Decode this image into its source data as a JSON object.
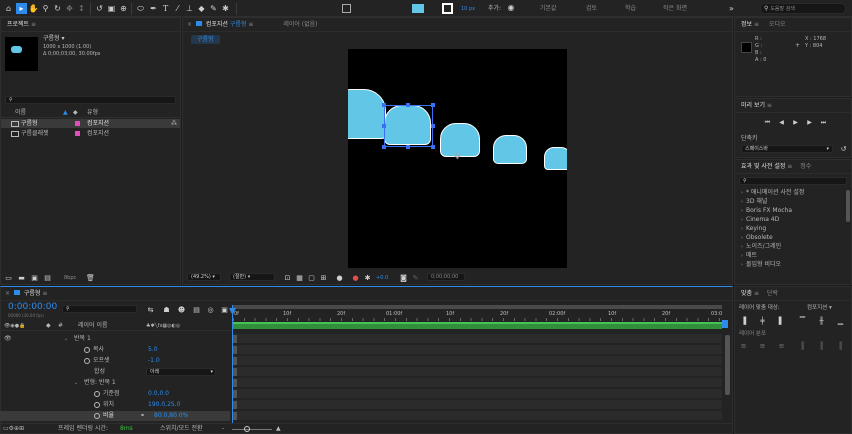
{
  "toolbar": {
    "stroke_width": "10 px",
    "add_label": "추가:",
    "workspaces": [
      "기본값",
      "검토",
      "학습",
      "작은 화면"
    ],
    "search_placeholder": "도움말 검색"
  },
  "project": {
    "title": "프로젝트",
    "item_name": "구름형 ▾",
    "item_info_1": "1000 x 1000 (1.00)",
    "item_info_2": "Δ 0;00;03;00, 30.00fps",
    "col_name": "이름",
    "col_type": "유형",
    "rows": [
      {
        "name": "구름형",
        "type": "컴포지션"
      },
      {
        "name": "구름클래젯",
        "type": "컴포지션"
      }
    ],
    "bpc": "8bpc"
  },
  "comp_viewer": {
    "tab_label": "컴포지션",
    "tab_comp": "구름형",
    "tab_layer": "레이어 (없음)",
    "breadcrumb": "구름형",
    "zoom": "(49.2%)",
    "quality": "(절반)",
    "exposure": "+0.0",
    "timecode": "0;00;00;00"
  },
  "info": {
    "tab_info": "정보",
    "tab_audio": "오디오",
    "r": "R :",
    "g": "G :",
    "b": "B :",
    "a": "A : 0",
    "x": "X : 1768",
    "y": "Y : 804"
  },
  "preview": {
    "title": "미리 보기",
    "shortcut_label": "단축키",
    "shortcut_value": "스페이스바"
  },
  "effects": {
    "title": "효과 및 사전 설정",
    "tab2": "정수",
    "items": [
      "* 애니메이션 사전 설정",
      "3D 채널",
      "Boris FX Mocha",
      "Cinema 4D",
      "Keying",
      "Obsolete",
      "노이즈/그레인",
      "매트",
      "몰입형 비디오"
    ]
  },
  "align": {
    "tab_align": "맞춤",
    "tab_tracker": "단락",
    "align_to_label": "레이어 맞춤 대상:",
    "align_to_value": "컴포지션",
    "distribute_label": "레이어 분포"
  },
  "timeline": {
    "comp_tab": "구름형",
    "timecode": "0:00:00:00",
    "timecode_sub": "00000 (30.00 fps)",
    "layer_name_col": "레이어 이름",
    "ruler": [
      "0f",
      "10f",
      "20f",
      "01:00f",
      "10f",
      "20f",
      "02:00f",
      "10f",
      "20f",
      "03:0"
    ],
    "props": [
      {
        "name": "반복 1",
        "value": ""
      },
      {
        "name": "복사",
        "value": "5.0"
      },
      {
        "name": "오프셋",
        "value": "-1.0"
      },
      {
        "name": "합성",
        "value": "아래"
      },
      {
        "name": "변형: 반복 1",
        "value": ""
      },
      {
        "name": "기준점",
        "value": "0.0,0.0"
      },
      {
        "name": "위치",
        "value": "190.0,25.0"
      },
      {
        "name": "비율",
        "value": "80.0,80.0%"
      }
    ],
    "footer_render": "프레임 렌더링 시간:",
    "footer_render_value": "8ms",
    "footer_toggle": "스위치/모드 전환"
  }
}
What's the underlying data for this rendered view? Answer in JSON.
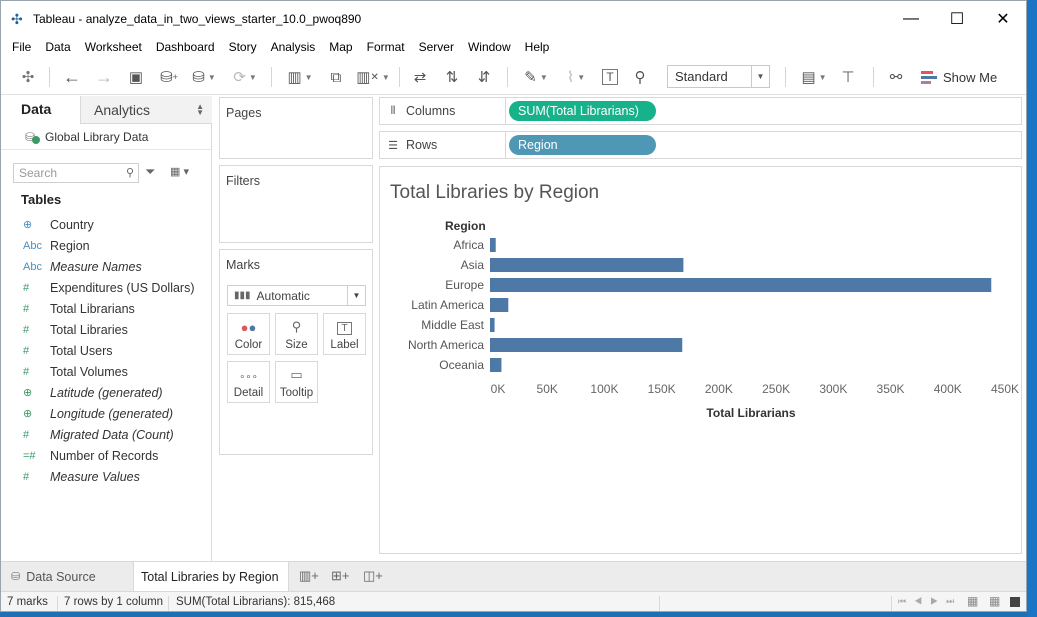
{
  "window": {
    "title": "Tableau - analyze_data_in_two_views_starter_10.0_pwoq890",
    "controls": [
      "—",
      "☐",
      "✕"
    ]
  },
  "menu": [
    "File",
    "Data",
    "Worksheet",
    "Dashboard",
    "Story",
    "Analysis",
    "Map",
    "Format",
    "Server",
    "Window",
    "Help"
  ],
  "toolbar": {
    "fit_select": "Standard",
    "show_me_label": "Show Me",
    "icons": [
      "tableau-logo-icon",
      "undo-icon",
      "redo-icon",
      "save-icon",
      "new-datasource-icon",
      "pause-updates-icon",
      "refresh-icon",
      "new-worksheet-icon",
      "duplicate-sheet-icon",
      "clear-sheet-icon",
      "swap-rows-columns-icon",
      "sort-ascending-icon",
      "sort-descending-icon",
      "highlight-icon",
      "group-members-icon",
      "show-labels-icon",
      "pin-axes-icon",
      "show-cards-icon",
      "presentation-mode-icon",
      "share-icon"
    ]
  },
  "data_pane": {
    "tab_data": "Data",
    "tab_analytics": "Analytics",
    "datasource_name": "Global Library Data",
    "search_placeholder": "Search",
    "tables_heading": "Tables",
    "fields": [
      {
        "icon": "⊕",
        "label": "Country",
        "kind": "dim",
        "italic": false
      },
      {
        "icon": "Abc",
        "label": "Region",
        "kind": "dim",
        "italic": false
      },
      {
        "icon": "Abc",
        "label": "Measure Names",
        "kind": "dim",
        "italic": true
      },
      {
        "icon": "#",
        "label": "Expenditures  (US Dollars)",
        "kind": "mea",
        "italic": false
      },
      {
        "icon": "#",
        "label": "Total Librarians",
        "kind": "mea",
        "italic": false
      },
      {
        "icon": "#",
        "label": "Total Libraries",
        "kind": "mea",
        "italic": false
      },
      {
        "icon": "#",
        "label": "Total Users",
        "kind": "mea",
        "italic": false
      },
      {
        "icon": "#",
        "label": "Total Volumes",
        "kind": "mea",
        "italic": false
      },
      {
        "icon": "⊕",
        "label": "Latitude (generated)",
        "kind": "mea",
        "italic": true
      },
      {
        "icon": "⊕",
        "label": "Longitude (generated)",
        "kind": "mea",
        "italic": true
      },
      {
        "icon": "#",
        "label": "Migrated Data (Count)",
        "kind": "mea",
        "italic": true
      },
      {
        "icon": "=#",
        "label": "Number of Records",
        "kind": "mea",
        "italic": false
      },
      {
        "icon": "#",
        "label": "Measure Values",
        "kind": "mea",
        "italic": true
      }
    ]
  },
  "cards": {
    "pages": "Pages",
    "filters": "Filters",
    "marks": "Marks",
    "mark_type": "Automatic",
    "mark_buttons": [
      {
        "label": "Color",
        "icon": "color-icon"
      },
      {
        "label": "Size",
        "icon": "size-icon"
      },
      {
        "label": "Label",
        "icon": "label-icon"
      },
      {
        "label": "Detail",
        "icon": "detail-icon"
      },
      {
        "label": "Tooltip",
        "icon": "tooltip-icon"
      }
    ]
  },
  "shelves": {
    "columns_label": "Columns",
    "columns_pill": "SUM(Total Librarians)",
    "rows_label": "Rows",
    "rows_pill": "Region",
    "columns_pill_color": "#17b28a",
    "rows_pill_color": "#4f98b5"
  },
  "chart_data": {
    "type": "bar",
    "orientation": "horizontal",
    "title": "Total Libraries by Region",
    "row_header": "Region",
    "categories": [
      "Africa",
      "Asia",
      "Europe",
      "Latin America",
      "Middle East",
      "North America",
      "Oceania"
    ],
    "values": [
      5000,
      169000,
      438000,
      16000,
      4000,
      168000,
      10000
    ],
    "xlabel": "Total Librarians",
    "xlim": [
      0,
      450000
    ],
    "xticks": [
      "0K",
      "50K",
      "100K",
      "150K",
      "200K",
      "250K",
      "300K",
      "350K",
      "400K",
      "450K"
    ],
    "bar_color": "#4e79a7",
    "grid": false
  },
  "sheet_tabs": {
    "datasource_tab": "Data Source",
    "active_sheet": "Total Libraries by Region"
  },
  "status": {
    "marks": "7 marks",
    "rows_cols": "7 rows by 1 column",
    "sum": "SUM(Total Librarians): 815,468"
  }
}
....
▸ Written request
Return the listing above word for word, with the pictures removed.

▸ The completed task
Decode this image into its source data as a JSON object.
{
  "toolbar": {
    "stroke_width": "10 px",
    "add_label": "추가:",
    "workspaces": [
      "기본값",
      "검토",
      "학습",
      "작은 화면"
    ],
    "search_placeholder": "도움말 검색"
  },
  "project": {
    "title": "프로젝트",
    "item_name": "구름형 ▾",
    "item_info_1": "1000 x 1000 (1.00)",
    "item_info_2": "Δ 0;00;03;00, 30.00fps",
    "col_name": "이름",
    "col_type": "유형",
    "rows": [
      {
        "name": "구름형",
        "type": "컴포지션"
      },
      {
        "name": "구름클래젯",
        "type": "컴포지션"
      }
    ],
    "bpc": "8bpc"
  },
  "comp_viewer": {
    "tab_label": "컴포지션",
    "tab_comp": "구름형",
    "tab_layer": "레이어 (없음)",
    "breadcrumb": "구름형",
    "zoom": "(49.2%)",
    "quality": "(절반)",
    "exposure": "+0.0",
    "timecode": "0;00;00;00"
  },
  "info": {
    "tab_info": "정보",
    "tab_audio": "오디오",
    "r": "R :",
    "g": "G :",
    "b": "B :",
    "a": "A : 0",
    "x": "X : 1768",
    "y": "Y : 804"
  },
  "preview": {
    "title": "미리 보기",
    "shortcut_label": "단축키",
    "shortcut_value": "스페이스바"
  },
  "effects": {
    "title": "효과 및 사전 설정",
    "tab2": "정수",
    "items": [
      "* 애니메이션 사전 설정",
      "3D 채널",
      "Boris FX Mocha",
      "Cinema 4D",
      "Keying",
      "Obsolete",
      "노이즈/그레인",
      "매트",
      "몰입형 비디오"
    ]
  },
  "align": {
    "tab_align": "맞춤",
    "tab_tracker": "단락",
    "align_to_label": "레이어 맞춤 대상:",
    "align_to_value": "컴포지션",
    "distribute_label": "레이어 분포"
  },
  "timeline": {
    "comp_tab": "구름형",
    "timecode": "0:00:00:00",
    "timecode_sub": "00000 (30.00 fps)",
    "layer_name_col": "레이어 이름",
    "ruler": [
      "0f",
      "10f",
      "20f",
      "01:00f",
      "10f",
      "20f",
      "02:00f",
      "10f",
      "20f",
      "03:0"
    ],
    "props": [
      {
        "name": "반복 1",
        "value": ""
      },
      {
        "name": "복사",
        "value": "5.0"
      },
      {
        "name": "오프셋",
        "value": "-1.0"
      },
      {
        "name": "합성",
        "value": "아래"
      },
      {
        "name": "변형: 반복 1",
        "value": ""
      },
      {
        "name": "기준점",
        "value": "0.0,0.0"
      },
      {
        "name": "위치",
        "value": "190.0,25.0"
      },
      {
        "name": "비율",
        "value": "80.0,80.0%"
      }
    ],
    "footer_render": "프레임 렌더링 시간:",
    "footer_render_value": "8ms",
    "footer_toggle": "스위치/모드 전환"
  }
}
What's the underlying data for this rendered view? Answer in JSON.
{
  "window": {
    "title": "Tableau - analyze_data_in_two_views_starter_10.0_pwoq890",
    "controls": [
      "—",
      "☐",
      "✕"
    ]
  },
  "menu": [
    "File",
    "Data",
    "Worksheet",
    "Dashboard",
    "Story",
    "Analysis",
    "Map",
    "Format",
    "Server",
    "Window",
    "Help"
  ],
  "toolbar": {
    "fit_select": "Standard",
    "show_me_label": "Show Me",
    "icons": [
      "tableau-logo-icon",
      "undo-icon",
      "redo-icon",
      "save-icon",
      "new-datasource-icon",
      "pause-updates-icon",
      "refresh-icon",
      "new-worksheet-icon",
      "duplicate-sheet-icon",
      "clear-sheet-icon",
      "swap-rows-columns-icon",
      "sort-ascending-icon",
      "sort-descending-icon",
      "highlight-icon",
      "group-members-icon",
      "show-labels-icon",
      "pin-axes-icon",
      "show-cards-icon",
      "presentation-mode-icon",
      "share-icon"
    ]
  },
  "data_pane": {
    "tab_data": "Data",
    "tab_analytics": "Analytics",
    "datasource_name": "Global Library Data",
    "search_placeholder": "Search",
    "tables_heading": "Tables",
    "fields": [
      {
        "icon": "⊕",
        "label": "Country",
        "kind": "dim",
        "italic": false
      },
      {
        "icon": "Abc",
        "label": "Region",
        "kind": "dim",
        "italic": false
      },
      {
        "icon": "Abc",
        "label": "Measure Names",
        "kind": "dim",
        "italic": true
      },
      {
        "icon": "#",
        "label": "Expenditures  (US Dollars)",
        "kind": "mea",
        "italic": false
      },
      {
        "icon": "#",
        "label": "Total Librarians",
        "kind": "mea",
        "italic": false
      },
      {
        "icon": "#",
        "label": "Total Libraries",
        "kind": "mea",
        "italic": false
      },
      {
        "icon": "#",
        "label": "Total Users",
        "kind": "mea",
        "italic": false
      },
      {
        "icon": "#",
        "label": "Total Volumes",
        "kind": "mea",
        "italic": false
      },
      {
        "icon": "⊕",
        "label": "Latitude (generated)",
        "kind": "mea",
        "italic": true
      },
      {
        "icon": "⊕",
        "label": "Longitude (generated)",
        "kind": "mea",
        "italic": true
      },
      {
        "icon": "#",
        "label": "Migrated Data (Count)",
        "kind": "mea",
        "italic": true
      },
      {
        "icon": "=#",
        "label": "Number of Records",
        "kind": "mea",
        "italic": false
      },
      {
        "icon": "#",
        "label": "Measure Values",
        "kind": "mea",
        "italic": true
      }
    ]
  },
  "cards": {
    "pages": "Pages",
    "filters": "Filters",
    "marks": "Marks",
    "mark_type": "Automatic",
    "mark_buttons": [
      {
        "label": "Color",
        "icon": "color-icon"
      },
      {
        "label": "Size",
        "icon": "size-icon"
      },
      {
        "label": "Label",
        "icon": "label-icon"
      },
      {
        "label": "Detail",
        "icon": "detail-icon"
      },
      {
        "label": "Tooltip",
        "icon": "tooltip-icon"
      }
    ]
  },
  "shelves": {
    "columns_label": "Columns",
    "columns_pill": "SUM(Total Librarians)",
    "rows_label": "Rows",
    "rows_pill": "Region",
    "columns_pill_color": "#17b28a",
    "rows_pill_color": "#4f98b5"
  },
  "chart_data": {
    "type": "bar",
    "orientation": "horizontal",
    "title": "Total Libraries by Region",
    "row_header": "Region",
    "categories": [
      "Africa",
      "Asia",
      "Europe",
      "Latin America",
      "Middle East",
      "North America",
      "Oceania"
    ],
    "values": [
      5000,
      169000,
      438000,
      16000,
      4000,
      168000,
      10000
    ],
    "xlabel": "Total Librarians",
    "xlim": [
      0,
      450000
    ],
    "xticks": [
      "0K",
      "50K",
      "100K",
      "150K",
      "200K",
      "250K",
      "300K",
      "350K",
      "400K",
      "450K"
    ],
    "bar_color": "#4e79a7",
    "grid": false
  },
  "sheet_tabs": {
    "datasource_tab": "Data Source",
    "active_sheet": "Total Libraries by Region"
  },
  "status": {
    "marks": "7 marks",
    "rows_cols": "7 rows by 1 column",
    "sum": "SUM(Total Librarians): 815,468"
  }
}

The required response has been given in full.